• _Problem statement_:
Output each line exactly as it appears, skipping any embedded picture.
-=-=-=-=-
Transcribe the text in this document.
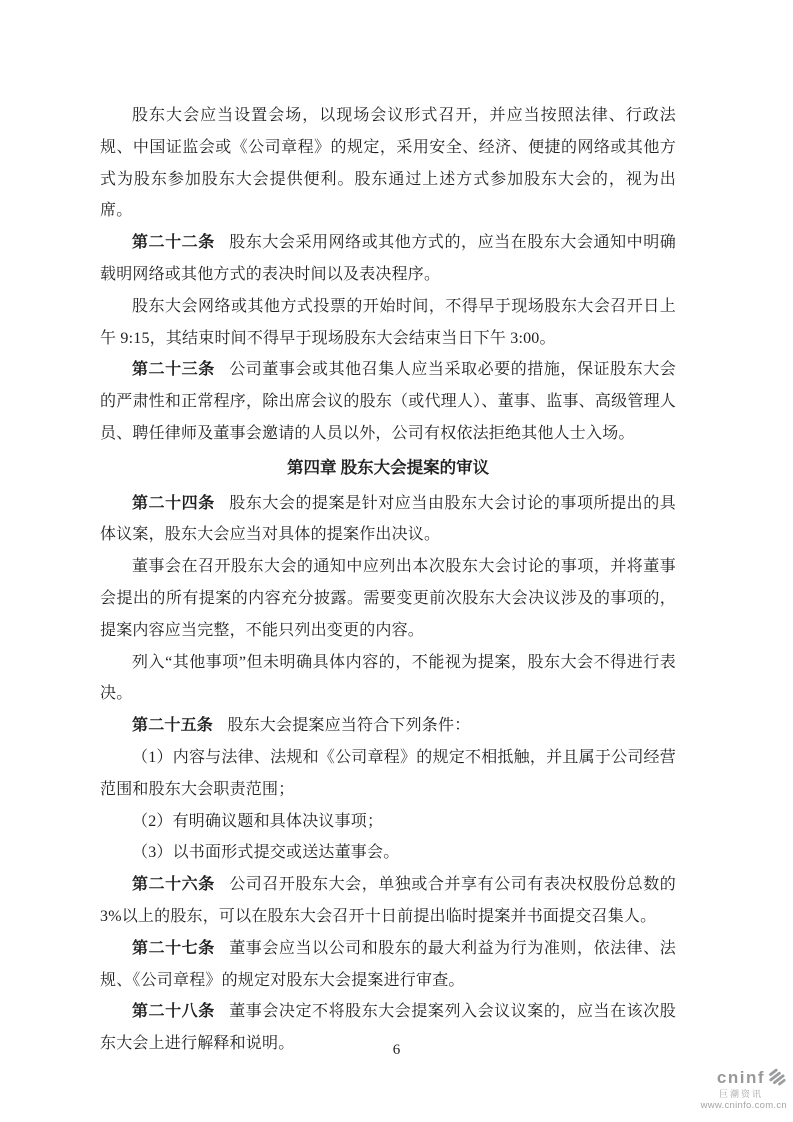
股东大会应当设置会场，以现场会议形式召开，并应当按照法律、行政法规、中国证监会或《公司章程》的规定，采用安全、经济、便捷的网络或其他方式为股东参加股东大会提供便利。股东通过上述方式参加股东大会的，视为出席。

第二十二条 股东大会采用网络或其他方式的，应当在股东大会通知中明确载明网络或其他方式的表决时间以及表决程序。

股东大会网络或其他方式投票的开始时间，不得早于现场股东大会召开日上午 9:15，其结束时间不得早于现场股东大会结束当日下午 3:00。

第二十三条 公司董事会或其他召集人应当采取必要的措施，保证股东大会的严肃性和正常程序，除出席会议的股东（或代理人）、董事、监事、高级管理人员、聘任律师及董事会邀请的人员以外，公司有权依法拒绝其他人士入场。

第四章 股东大会提案的审议

第二十四条 股东大会的提案是针对应当由股东大会讨论的事项所提出的具体议案，股东大会应当对具体的提案作出决议。

董事会在召开股东大会的通知中应列出本次股东大会讨论的事项，并将董事会提出的所有提案的内容充分披露。需要变更前次股东大会决议涉及的事项的，提案内容应当完整，不能只列出变更的内容。

列入“其他事项”但未明确具体内容的，不能视为提案，股东大会不得进行表决。

第二十五条 股东大会提案应当符合下列条件：

（1）内容与法律、法规和《公司章程》的规定不相抵触，并且属于公司经营范围和股东大会职责范围；

（2）有明确议题和具体决议事项；

（3）以书面形式提交或送达董事会。

第二十六条 公司召开股东大会，单独或合并享有公司有表决权股份总数的3%以上的股东，可以在股东大会召开十日前提出临时提案并书面提交召集人。

第二十七条 董事会应当以公司和股东的最大利益为行为准则，依法律、法规、《公司章程》的规定对股东大会提案进行审查。

第二十八条 董事会决定不将股东大会提案列入会议议案的，应当在该次股东大会上进行解释和说明。	6
cninf
巨潮资讯
www.cninfo.com.cn
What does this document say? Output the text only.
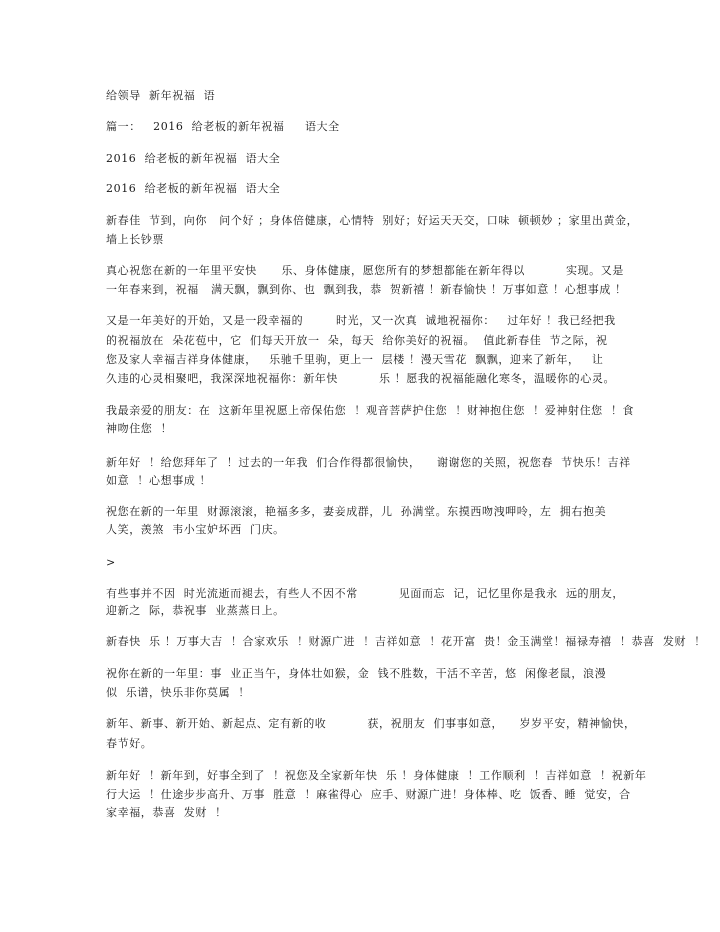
给领导  新年祝福  语

篇一：   2016  给老板的新年祝福     语大全

2016  给老板的新年祝福  语大全

2016  给老板的新年祝福  语大全

新春佳  节到，向你   问个好 ；身体倍健康，心情特  别好；好运天天交，口味  顿顿妙 ；家里出黄金，

墙上长钞票

真心祝您在新的一年里平安快      乐、身体健康，愿您所有的梦想都能在新年得以          实现。又是

一年春来到，祝福   满天飘，飘到你、也  飘到我，恭  贺新禧 ！新春愉快 ！万事如意 ！心想事成 ！

又是一年美好的开始，又是一段幸福的        时光，又一次真  诚地祝福你：   过年好 ！我已经把我

的祝福放在  朵花苞中，它  们每天开放一  朵，每天  给你美好的祝福。  值此新春佳  节之际，祝

您及家人幸福吉祥身体健康，   乐驰千里驹，更上一  层楼 ！漫天雪花  飘飘，迎来了新年，   让

久违的心灵相聚吧，我深深地祝福你：新年快          乐 ！愿我的祝福能融化寒冬，温暖你的心灵。

我最亲爱的朋友：在  这新年里祝愿上帝保佑您  ！观音菩萨护住您  ！财神抱住您  ！爱神射住您  ！食

神吻住您  ！

新年好  ！给您拜年了  ！过去的一年我  们合作得都很愉快，    谢谢您的关照，祝您春  节快乐！吉祥

如意  ！心想事成 ！

祝您在新的一年里  财源滚滚，艳福多多，妻妾成群，儿  孙满堂。东摸西吻洩呷呤，左  拥右抱美

人笑，羡煞  韦小宝妒坏西  门庆。

>

有些事并不因  时光流逝而褪去，有些人不因不常          见面而忘  记，记忆里你是我永  远的朋友，

迎新之  际，恭祝事  业蒸蒸日上。

新春快  乐 ！万事大吉  ！合家欢乐  ！财源广进  ！吉祥如意  ！花开富  贵！金玉满堂！福禄寿禧  ！恭喜  发财  ！

祝你在新的一年里：事  业正当午，身体壮如猴，金  钱不胜数，干活不辛苦，悠  闲像老鼠，浪漫

似  乐谱，快乐非你莫属  ！

新年、新事、新开始、新起点、定有新的收          获，祝朋友  们事事如意，    岁岁平安，精神愉快，

春节好。

新年好  ！新年到，好事全到了  ！祝您及全家新年快  乐 ！身体健康  ！工作顺利  ！吉祥如意  ！祝新年

行大运  ！仕途步步高升、万事  胜意  ！麻雀得心  应手、财源广进！身体棒、吃  饭香、睡  觉安，合

家幸福，恭喜  发财  ！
-=-=-=-=-
• _Exercise solution_:
Transcribe the text in this document.
股东大会应当设置会场，以现场会议形式召开，并应当按照法律、行政法规、中国证监会或《公司章程》的规定，采用安全、经济、便捷的网络或其他方式为股东参加股东大会提供便利。股东通过上述方式参加股东大会的，视为出席。

第二十二条 股东大会采用网络或其他方式的，应当在股东大会通知中明确载明网络或其他方式的表决时间以及表决程序。

股东大会网络或其他方式投票的开始时间，不得早于现场股东大会召开日上午 9:15，其结束时间不得早于现场股东大会结束当日下午 3:00。

第二十三条 公司董事会或其他召集人应当采取必要的措施，保证股东大会的严肃性和正常程序，除出席会议的股东（或代理人）、董事、监事、高级管理人员、聘任律师及董事会邀请的人员以外，公司有权依法拒绝其他人士入场。

第四章 股东大会提案的审议

第二十四条 股东大会的提案是针对应当由股东大会讨论的事项所提出的具体议案，股东大会应当对具体的提案作出决议。

董事会在召开股东大会的通知中应列出本次股东大会讨论的事项，并将董事会提出的所有提案的内容充分披露。需要变更前次股东大会决议涉及的事项的，提案内容应当完整，不能只列出变更的内容。

列入“其他事项”但未明确具体内容的，不能视为提案，股东大会不得进行表决。

第二十五条 股东大会提案应当符合下列条件：

（1）内容与法律、法规和《公司章程》的规定不相抵触，并且属于公司经营范围和股东大会职责范围；

（2）有明确议题和具体决议事项；

（3）以书面形式提交或送达董事会。

第二十六条 公司召开股东大会，单独或合并享有公司有表决权股份总数的3%以上的股东，可以在股东大会召开十日前提出临时提案并书面提交召集人。

第二十七条 董事会应当以公司和股东的最大利益为行为准则，依法律、法规、《公司章程》的规定对股东大会提案进行审查。

第二十八条 董事会决定不将股东大会提案列入会议议案的，应当在该次股东大会上进行解释和说明。	6
cninf
巨潮资讯
www.cninfo.com.cn
What does this document say? Output the text only.
给领导  新年祝福  语

篇一：   2016  给老板的新年祝福     语大全

2016  给老板的新年祝福  语大全

2016  给老板的新年祝福  语大全

新春佳  节到，向你   问个好 ；身体倍健康，心情特  别好；好运天天交，口味  顿顿妙 ；家里出黄金，

墙上长钞票

真心祝您在新的一年里平安快      乐、身体健康，愿您所有的梦想都能在新年得以          实现。又是

一年春来到，祝福   满天飘，飘到你、也  飘到我，恭  贺新禧 ！新春愉快 ！万事如意 ！心想事成 ！

又是一年美好的开始，又是一段幸福的        时光，又一次真  诚地祝福你：   过年好 ！我已经把我

的祝福放在  朵花苞中，它  们每天开放一  朵，每天  给你美好的祝福。  值此新春佳  节之际，祝

您及家人幸福吉祥身体健康，   乐驰千里驹，更上一  层楼 ！漫天雪花  飘飘，迎来了新年，   让

久违的心灵相聚吧，我深深地祝福你：新年快          乐 ！愿我的祝福能融化寒冬，温暖你的心灵。

我最亲爱的朋友：在  这新年里祝愿上帝保佑您  ！观音菩萨护住您  ！财神抱住您  ！爱神射住您  ！食

神吻住您  ！

新年好  ！给您拜年了  ！过去的一年我  们合作得都很愉快，    谢谢您的关照，祝您春  节快乐！吉祥

如意  ！心想事成 ！

祝您在新的一年里  财源滚滚，艳福多多，妻妾成群，儿  孙满堂。东摸西吻洩呷呤，左  拥右抱美

人笑，羡煞  韦小宝妒坏西  门庆。

>

有些事并不因  时光流逝而褪去，有些人不因不常          见面而忘  记，记忆里你是我永  远的朋友，

迎新之  际，恭祝事  业蒸蒸日上。

新春快  乐 ！万事大吉  ！合家欢乐  ！财源广进  ！吉祥如意  ！花开富  贵！金玉满堂！福禄寿禧  ！恭喜  发财  ！

祝你在新的一年里：事  业正当午，身体壮如猴，金  钱不胜数，干活不辛苦，悠  闲像老鼠，浪漫

似  乐谱，快乐非你莫属  ！

新年、新事、新开始、新起点、定有新的收          获，祝朋友  们事事如意，    岁岁平安，精神愉快，

春节好。

新年好  ！新年到，好事全到了  ！祝您及全家新年快  乐 ！身体健康  ！工作顺利  ！吉祥如意  ！祝新年

行大运  ！仕途步步高升、万事  胜意  ！麻雀得心  应手、财源广进！身体棒、吃  饭香、睡  觉安，合

家幸福，恭喜  发财  ！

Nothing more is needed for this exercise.